Select every line of the items that contains the string "signatory" and copy each one.

****

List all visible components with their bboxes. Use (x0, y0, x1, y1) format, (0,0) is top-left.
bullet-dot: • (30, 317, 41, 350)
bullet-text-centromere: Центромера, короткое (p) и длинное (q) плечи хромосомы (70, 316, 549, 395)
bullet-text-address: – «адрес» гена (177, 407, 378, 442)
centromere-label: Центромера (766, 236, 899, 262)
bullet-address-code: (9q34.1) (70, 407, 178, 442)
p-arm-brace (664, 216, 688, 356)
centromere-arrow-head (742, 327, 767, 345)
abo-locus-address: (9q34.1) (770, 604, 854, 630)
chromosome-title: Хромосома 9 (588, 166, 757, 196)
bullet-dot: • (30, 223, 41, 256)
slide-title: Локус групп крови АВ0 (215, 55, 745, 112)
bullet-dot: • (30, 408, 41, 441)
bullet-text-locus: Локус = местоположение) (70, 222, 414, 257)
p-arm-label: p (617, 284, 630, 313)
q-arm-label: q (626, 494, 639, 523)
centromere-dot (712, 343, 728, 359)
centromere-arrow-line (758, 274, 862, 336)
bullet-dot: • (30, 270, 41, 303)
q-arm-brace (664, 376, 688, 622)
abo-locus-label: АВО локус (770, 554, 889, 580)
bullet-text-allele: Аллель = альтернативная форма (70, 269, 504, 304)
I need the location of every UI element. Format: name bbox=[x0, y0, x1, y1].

****

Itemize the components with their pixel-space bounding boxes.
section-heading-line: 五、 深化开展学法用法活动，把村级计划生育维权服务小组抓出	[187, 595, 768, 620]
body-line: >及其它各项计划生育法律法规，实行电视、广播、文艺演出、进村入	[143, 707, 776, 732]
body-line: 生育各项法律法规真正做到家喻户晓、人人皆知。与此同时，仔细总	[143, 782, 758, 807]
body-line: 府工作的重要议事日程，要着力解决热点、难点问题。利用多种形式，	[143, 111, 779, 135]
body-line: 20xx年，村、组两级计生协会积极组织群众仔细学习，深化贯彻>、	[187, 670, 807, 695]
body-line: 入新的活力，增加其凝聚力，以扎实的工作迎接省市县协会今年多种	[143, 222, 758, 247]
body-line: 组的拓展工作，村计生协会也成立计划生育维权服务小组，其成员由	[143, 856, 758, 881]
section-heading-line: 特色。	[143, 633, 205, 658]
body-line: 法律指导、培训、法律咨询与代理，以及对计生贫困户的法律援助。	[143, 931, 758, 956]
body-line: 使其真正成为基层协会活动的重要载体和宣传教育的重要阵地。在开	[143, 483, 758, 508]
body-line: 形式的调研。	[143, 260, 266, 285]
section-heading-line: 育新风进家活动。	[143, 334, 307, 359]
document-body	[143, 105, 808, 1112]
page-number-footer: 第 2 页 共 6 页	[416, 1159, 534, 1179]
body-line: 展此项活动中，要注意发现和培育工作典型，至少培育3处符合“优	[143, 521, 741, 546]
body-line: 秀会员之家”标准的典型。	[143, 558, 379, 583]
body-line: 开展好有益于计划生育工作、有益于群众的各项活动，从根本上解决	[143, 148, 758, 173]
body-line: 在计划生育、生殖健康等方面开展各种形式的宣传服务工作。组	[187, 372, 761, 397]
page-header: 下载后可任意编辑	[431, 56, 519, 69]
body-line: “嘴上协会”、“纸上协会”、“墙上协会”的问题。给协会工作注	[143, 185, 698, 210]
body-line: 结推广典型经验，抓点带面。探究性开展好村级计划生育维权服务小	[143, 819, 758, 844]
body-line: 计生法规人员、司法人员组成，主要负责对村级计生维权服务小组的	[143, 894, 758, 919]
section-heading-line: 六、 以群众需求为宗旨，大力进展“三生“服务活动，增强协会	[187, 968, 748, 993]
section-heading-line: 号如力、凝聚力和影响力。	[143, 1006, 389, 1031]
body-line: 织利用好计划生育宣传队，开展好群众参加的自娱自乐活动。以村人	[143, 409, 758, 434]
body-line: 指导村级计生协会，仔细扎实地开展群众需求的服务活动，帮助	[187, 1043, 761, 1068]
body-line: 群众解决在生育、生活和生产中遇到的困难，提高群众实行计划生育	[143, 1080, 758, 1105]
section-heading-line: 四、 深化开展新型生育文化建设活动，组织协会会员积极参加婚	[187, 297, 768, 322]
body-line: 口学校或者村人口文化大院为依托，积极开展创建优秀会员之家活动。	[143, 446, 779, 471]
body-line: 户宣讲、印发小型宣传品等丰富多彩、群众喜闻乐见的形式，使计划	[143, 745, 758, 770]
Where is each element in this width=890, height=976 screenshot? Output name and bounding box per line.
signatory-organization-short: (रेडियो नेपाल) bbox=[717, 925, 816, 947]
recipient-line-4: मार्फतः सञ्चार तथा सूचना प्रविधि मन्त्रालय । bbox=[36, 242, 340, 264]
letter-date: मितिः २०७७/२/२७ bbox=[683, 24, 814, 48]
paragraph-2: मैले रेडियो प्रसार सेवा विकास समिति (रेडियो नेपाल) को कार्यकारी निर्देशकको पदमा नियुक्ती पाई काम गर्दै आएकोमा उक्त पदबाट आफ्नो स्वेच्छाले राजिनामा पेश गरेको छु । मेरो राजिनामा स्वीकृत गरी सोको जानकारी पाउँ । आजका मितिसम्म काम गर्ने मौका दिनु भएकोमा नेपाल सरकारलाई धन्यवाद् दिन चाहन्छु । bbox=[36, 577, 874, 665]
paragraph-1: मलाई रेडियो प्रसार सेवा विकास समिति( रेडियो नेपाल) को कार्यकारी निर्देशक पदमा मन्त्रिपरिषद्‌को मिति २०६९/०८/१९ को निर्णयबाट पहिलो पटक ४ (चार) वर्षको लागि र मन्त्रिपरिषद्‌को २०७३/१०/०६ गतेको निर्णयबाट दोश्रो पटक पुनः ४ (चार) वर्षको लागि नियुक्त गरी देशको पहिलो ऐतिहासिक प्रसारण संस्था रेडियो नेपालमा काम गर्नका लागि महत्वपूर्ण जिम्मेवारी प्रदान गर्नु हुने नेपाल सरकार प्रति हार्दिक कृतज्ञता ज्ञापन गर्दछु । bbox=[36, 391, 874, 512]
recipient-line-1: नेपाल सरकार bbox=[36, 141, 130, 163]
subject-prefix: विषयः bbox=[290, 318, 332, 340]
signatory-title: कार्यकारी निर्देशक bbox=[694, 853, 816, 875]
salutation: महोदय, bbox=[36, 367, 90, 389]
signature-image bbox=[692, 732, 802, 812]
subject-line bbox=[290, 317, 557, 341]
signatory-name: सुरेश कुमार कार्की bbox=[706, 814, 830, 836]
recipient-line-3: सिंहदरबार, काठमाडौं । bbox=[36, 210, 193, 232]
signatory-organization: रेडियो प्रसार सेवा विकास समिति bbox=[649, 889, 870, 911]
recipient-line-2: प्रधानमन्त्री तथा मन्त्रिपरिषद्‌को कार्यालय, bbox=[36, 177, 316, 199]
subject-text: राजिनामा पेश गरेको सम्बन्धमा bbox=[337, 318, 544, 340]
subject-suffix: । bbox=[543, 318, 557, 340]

****

_Output of the exercise_
signatory-organization-short: (रेडियो नेपाल) bbox=[717, 925, 816, 947]
signatory-title: कार्यकारी निर्देशक bbox=[694, 853, 816, 875]
signatory-name: सुरेश कुमार कार्की bbox=[706, 814, 830, 836]
signatory-organization: रेडियो प्रसार सेवा विकास समिति bbox=[649, 889, 870, 911]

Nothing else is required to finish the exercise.